+++ RECORD LIST +++

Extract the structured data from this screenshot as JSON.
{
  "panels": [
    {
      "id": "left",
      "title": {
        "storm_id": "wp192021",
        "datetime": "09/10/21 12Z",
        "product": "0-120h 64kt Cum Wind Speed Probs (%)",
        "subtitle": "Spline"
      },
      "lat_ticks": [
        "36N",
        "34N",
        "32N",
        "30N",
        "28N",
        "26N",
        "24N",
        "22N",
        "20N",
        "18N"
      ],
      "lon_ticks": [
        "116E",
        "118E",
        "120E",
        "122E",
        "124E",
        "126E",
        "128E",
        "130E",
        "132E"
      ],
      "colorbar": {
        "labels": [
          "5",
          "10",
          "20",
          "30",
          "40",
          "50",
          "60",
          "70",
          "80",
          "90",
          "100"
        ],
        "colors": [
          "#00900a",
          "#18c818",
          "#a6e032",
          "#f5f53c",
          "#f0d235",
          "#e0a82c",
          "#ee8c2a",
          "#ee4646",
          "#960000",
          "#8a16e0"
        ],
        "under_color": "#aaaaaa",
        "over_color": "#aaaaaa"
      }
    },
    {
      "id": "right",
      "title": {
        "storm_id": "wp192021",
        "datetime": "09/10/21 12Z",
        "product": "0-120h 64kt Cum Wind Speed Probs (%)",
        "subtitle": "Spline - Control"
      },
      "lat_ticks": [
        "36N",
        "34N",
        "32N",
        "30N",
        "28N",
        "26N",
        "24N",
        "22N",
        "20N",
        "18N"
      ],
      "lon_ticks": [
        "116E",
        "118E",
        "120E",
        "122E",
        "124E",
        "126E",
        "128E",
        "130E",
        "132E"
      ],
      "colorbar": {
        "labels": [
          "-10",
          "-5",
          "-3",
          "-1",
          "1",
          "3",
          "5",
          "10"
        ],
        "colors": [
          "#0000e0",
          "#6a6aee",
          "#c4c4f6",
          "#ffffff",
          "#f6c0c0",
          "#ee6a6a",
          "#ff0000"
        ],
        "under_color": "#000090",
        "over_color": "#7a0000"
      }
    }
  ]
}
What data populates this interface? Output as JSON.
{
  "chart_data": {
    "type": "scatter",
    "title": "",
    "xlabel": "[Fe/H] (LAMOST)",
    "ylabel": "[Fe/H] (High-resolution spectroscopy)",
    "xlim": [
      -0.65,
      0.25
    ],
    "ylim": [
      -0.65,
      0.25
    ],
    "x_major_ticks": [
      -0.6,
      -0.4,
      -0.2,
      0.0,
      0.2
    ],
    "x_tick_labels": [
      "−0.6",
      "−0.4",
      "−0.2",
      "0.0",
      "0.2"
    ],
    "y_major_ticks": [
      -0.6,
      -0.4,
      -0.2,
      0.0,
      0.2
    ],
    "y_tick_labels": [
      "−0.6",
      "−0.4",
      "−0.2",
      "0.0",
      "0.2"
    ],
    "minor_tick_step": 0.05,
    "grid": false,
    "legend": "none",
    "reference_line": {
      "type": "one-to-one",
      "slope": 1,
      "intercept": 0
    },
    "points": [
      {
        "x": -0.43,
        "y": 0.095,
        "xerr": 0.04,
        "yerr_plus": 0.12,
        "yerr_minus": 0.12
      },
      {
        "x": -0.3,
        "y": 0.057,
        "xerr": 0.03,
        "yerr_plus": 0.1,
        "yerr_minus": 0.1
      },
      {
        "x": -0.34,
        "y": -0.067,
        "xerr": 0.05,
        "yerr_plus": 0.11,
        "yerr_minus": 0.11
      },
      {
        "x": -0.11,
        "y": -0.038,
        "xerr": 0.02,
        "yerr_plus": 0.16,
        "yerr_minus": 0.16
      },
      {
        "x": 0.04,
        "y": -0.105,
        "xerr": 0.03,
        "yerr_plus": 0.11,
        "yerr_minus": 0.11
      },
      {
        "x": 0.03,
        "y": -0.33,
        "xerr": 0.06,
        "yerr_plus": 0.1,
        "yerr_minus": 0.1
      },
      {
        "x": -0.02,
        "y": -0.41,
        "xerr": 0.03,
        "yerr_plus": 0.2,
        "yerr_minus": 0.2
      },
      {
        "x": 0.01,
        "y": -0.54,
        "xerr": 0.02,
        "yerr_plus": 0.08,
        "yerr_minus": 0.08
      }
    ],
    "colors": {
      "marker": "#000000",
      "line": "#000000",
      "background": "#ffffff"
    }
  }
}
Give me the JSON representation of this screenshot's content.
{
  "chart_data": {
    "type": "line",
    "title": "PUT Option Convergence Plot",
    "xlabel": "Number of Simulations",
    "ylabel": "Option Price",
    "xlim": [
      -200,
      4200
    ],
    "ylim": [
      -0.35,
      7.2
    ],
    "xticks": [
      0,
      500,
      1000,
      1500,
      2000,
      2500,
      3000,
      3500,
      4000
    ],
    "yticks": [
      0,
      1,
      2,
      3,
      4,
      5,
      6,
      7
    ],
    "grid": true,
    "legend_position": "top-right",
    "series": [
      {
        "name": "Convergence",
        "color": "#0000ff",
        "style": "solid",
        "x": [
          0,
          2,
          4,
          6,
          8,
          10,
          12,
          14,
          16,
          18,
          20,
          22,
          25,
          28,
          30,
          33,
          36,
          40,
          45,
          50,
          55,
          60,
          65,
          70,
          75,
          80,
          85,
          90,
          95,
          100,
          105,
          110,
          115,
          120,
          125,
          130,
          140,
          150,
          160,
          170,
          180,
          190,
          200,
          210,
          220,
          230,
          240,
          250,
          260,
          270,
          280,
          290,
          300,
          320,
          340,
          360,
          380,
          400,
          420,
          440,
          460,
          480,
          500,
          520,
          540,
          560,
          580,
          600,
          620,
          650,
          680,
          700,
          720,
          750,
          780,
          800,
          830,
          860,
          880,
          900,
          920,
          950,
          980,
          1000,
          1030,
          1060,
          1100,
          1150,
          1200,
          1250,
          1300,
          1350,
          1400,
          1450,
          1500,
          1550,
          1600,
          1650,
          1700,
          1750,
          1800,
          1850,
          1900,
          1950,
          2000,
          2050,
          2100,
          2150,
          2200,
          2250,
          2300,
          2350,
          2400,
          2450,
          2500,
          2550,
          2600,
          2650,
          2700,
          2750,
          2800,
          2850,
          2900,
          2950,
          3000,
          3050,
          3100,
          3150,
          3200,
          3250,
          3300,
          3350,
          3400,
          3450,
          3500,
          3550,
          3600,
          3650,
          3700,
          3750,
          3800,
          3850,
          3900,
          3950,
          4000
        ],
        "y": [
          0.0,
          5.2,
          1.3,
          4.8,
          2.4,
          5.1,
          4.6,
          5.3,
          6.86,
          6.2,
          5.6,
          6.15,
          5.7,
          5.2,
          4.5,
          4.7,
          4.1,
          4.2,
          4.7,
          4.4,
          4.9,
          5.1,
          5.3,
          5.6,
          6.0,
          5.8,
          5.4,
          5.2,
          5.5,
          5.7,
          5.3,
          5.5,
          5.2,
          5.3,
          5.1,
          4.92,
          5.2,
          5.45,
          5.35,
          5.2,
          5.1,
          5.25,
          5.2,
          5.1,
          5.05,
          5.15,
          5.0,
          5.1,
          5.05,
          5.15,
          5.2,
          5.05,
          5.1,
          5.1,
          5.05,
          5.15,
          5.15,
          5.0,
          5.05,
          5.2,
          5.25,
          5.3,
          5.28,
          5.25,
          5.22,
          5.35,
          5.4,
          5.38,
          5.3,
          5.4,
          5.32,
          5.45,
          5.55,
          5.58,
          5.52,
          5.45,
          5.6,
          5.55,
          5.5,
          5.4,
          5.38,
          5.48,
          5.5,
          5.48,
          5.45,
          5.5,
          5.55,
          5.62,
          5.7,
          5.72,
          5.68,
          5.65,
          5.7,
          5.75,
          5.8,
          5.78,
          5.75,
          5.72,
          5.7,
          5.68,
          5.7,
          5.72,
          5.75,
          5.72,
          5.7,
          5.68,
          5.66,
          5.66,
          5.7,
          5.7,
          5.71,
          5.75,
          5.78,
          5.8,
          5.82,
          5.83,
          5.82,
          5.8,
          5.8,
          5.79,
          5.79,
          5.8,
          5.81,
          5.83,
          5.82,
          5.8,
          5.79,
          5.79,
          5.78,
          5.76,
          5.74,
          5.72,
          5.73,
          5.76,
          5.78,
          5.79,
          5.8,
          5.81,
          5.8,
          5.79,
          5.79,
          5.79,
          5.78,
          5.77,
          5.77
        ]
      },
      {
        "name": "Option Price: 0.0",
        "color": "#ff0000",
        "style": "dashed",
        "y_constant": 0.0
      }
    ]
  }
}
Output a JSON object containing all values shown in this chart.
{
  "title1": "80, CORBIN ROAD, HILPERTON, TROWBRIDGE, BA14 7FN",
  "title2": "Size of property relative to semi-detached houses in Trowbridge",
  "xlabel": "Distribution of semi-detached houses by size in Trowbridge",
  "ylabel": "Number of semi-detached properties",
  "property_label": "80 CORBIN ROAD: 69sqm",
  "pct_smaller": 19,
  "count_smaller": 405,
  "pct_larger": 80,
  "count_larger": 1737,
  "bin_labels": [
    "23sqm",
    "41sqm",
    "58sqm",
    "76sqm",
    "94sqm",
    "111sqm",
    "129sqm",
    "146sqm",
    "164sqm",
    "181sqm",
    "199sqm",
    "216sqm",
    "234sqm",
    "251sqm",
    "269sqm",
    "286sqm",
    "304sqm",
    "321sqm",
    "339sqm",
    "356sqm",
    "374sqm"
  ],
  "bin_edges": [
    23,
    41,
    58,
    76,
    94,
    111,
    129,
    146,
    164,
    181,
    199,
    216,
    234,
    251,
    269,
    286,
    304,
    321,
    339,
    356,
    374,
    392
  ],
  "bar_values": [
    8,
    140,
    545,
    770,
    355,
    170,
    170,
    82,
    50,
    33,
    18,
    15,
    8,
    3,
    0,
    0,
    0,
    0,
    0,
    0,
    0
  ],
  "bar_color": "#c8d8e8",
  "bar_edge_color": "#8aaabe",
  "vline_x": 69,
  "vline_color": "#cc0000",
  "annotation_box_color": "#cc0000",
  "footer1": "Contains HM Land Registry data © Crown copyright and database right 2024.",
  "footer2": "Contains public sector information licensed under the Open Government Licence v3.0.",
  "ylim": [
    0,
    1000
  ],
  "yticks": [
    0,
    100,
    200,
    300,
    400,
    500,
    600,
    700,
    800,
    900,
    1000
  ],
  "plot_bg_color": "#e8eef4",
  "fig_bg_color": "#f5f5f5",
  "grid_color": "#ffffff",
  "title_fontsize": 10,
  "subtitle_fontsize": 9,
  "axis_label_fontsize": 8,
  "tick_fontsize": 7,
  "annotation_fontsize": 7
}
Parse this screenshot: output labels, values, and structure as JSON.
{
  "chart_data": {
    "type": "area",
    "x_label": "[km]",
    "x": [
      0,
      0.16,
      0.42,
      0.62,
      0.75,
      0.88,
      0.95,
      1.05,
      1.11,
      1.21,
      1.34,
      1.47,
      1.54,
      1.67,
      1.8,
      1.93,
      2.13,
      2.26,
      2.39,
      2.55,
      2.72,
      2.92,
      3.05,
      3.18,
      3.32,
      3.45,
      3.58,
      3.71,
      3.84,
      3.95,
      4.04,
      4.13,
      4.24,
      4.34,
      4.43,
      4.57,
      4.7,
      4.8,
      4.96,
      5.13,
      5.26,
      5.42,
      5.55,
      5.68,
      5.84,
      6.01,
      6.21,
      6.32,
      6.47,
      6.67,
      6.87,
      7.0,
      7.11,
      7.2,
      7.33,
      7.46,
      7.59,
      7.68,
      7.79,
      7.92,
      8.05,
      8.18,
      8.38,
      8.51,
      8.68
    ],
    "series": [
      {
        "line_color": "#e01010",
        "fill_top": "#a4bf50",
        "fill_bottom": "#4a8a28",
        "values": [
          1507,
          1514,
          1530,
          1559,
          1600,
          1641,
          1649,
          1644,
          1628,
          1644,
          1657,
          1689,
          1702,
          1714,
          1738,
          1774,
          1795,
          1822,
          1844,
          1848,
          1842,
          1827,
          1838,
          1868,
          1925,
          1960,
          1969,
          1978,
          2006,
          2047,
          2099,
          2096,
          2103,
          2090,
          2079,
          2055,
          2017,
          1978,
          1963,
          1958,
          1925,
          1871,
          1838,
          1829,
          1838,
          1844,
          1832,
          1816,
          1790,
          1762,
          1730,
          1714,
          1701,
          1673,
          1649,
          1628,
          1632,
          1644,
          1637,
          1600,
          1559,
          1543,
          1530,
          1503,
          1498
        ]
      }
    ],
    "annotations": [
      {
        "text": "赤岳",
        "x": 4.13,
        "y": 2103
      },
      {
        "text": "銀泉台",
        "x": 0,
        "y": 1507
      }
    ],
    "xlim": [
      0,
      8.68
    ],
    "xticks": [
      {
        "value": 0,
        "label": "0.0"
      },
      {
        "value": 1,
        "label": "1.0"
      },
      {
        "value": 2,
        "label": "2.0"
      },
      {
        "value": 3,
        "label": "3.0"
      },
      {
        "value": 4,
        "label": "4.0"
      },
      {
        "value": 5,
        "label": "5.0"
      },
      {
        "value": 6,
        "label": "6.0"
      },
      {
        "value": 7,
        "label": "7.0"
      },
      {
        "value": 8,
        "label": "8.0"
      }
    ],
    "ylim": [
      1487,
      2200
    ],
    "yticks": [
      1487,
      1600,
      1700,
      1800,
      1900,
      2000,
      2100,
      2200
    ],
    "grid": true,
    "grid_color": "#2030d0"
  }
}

+++

§ GIVEN EXERCISE:
Isolate each line of the listing above that includes "Price". Copy it.

§ THE SOLUTION:
    "ylabel": "Option Price",
        "name": "Option Price: 0.0",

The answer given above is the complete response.